* WHAT THE TASK REQUIRES: Locate each line holding the string "different" and copy it.

* DATA SHOWN:
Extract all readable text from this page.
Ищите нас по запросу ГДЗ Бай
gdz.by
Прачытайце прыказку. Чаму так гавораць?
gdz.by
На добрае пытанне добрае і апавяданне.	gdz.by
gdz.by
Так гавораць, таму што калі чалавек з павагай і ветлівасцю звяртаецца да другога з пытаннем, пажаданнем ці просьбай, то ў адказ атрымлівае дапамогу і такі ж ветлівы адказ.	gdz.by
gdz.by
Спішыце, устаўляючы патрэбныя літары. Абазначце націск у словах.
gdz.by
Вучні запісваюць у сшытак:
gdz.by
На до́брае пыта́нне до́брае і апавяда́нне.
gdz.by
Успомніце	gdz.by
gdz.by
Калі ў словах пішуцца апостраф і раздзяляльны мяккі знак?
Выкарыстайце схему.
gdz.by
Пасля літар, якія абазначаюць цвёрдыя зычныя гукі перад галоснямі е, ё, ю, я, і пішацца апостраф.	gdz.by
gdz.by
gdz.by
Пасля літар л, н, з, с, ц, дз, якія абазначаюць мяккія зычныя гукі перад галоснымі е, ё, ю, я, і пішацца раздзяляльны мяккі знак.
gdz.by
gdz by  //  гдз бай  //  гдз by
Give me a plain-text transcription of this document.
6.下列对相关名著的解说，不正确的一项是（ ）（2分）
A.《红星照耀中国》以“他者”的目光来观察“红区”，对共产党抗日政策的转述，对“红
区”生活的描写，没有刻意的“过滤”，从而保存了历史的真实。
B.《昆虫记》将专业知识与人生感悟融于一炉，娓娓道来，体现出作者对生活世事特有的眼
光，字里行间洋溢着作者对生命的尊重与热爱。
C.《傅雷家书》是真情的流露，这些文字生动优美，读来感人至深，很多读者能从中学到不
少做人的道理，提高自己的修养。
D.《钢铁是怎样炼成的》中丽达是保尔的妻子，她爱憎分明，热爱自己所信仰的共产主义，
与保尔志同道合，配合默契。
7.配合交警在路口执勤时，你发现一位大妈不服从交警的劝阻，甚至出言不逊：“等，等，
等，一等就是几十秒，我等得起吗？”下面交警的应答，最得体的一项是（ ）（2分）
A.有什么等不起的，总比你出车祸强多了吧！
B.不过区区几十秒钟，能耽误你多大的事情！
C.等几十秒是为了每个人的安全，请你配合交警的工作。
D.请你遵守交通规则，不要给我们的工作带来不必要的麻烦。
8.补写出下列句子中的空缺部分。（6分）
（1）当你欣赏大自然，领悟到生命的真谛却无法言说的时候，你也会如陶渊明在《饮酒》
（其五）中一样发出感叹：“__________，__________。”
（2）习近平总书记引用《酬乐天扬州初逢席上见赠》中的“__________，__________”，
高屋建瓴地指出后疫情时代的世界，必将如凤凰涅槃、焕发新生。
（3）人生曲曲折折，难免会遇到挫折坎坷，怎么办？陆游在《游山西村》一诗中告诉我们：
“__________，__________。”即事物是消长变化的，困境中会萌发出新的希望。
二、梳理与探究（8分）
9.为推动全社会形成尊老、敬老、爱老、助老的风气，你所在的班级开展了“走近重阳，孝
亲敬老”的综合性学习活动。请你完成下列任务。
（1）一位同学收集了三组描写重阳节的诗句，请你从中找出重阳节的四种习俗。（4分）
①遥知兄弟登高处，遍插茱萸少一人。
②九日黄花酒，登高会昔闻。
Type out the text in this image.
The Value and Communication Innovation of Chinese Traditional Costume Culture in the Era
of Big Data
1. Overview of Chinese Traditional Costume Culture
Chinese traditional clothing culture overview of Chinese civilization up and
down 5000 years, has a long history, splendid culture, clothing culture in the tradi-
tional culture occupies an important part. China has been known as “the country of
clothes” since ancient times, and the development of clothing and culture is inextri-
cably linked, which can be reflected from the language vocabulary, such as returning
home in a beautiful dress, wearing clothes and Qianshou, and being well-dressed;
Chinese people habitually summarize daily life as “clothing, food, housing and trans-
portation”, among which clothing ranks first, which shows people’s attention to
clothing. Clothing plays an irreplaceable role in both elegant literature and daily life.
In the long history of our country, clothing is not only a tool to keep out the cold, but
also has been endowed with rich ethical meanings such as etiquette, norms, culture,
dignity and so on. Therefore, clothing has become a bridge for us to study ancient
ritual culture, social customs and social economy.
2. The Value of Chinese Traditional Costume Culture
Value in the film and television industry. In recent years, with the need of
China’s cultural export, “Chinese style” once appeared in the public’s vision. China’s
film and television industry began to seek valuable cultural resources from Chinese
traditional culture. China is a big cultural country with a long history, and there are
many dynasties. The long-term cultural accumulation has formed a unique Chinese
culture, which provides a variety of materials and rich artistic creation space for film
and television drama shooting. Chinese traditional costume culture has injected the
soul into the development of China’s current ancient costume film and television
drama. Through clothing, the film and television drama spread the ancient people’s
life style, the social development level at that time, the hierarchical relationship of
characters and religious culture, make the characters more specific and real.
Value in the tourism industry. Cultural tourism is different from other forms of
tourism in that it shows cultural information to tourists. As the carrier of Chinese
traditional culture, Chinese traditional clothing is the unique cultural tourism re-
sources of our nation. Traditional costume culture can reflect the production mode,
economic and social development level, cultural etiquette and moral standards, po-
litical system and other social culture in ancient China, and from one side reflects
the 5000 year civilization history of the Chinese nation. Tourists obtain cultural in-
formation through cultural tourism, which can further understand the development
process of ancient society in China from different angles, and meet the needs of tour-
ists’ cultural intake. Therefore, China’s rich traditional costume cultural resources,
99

* ANSWER TO THE EXERCISE:
Value in the tourism industry. Cultural tourism is different from other forms of
process of ancient society in China from different angles, and meet the needs of tour-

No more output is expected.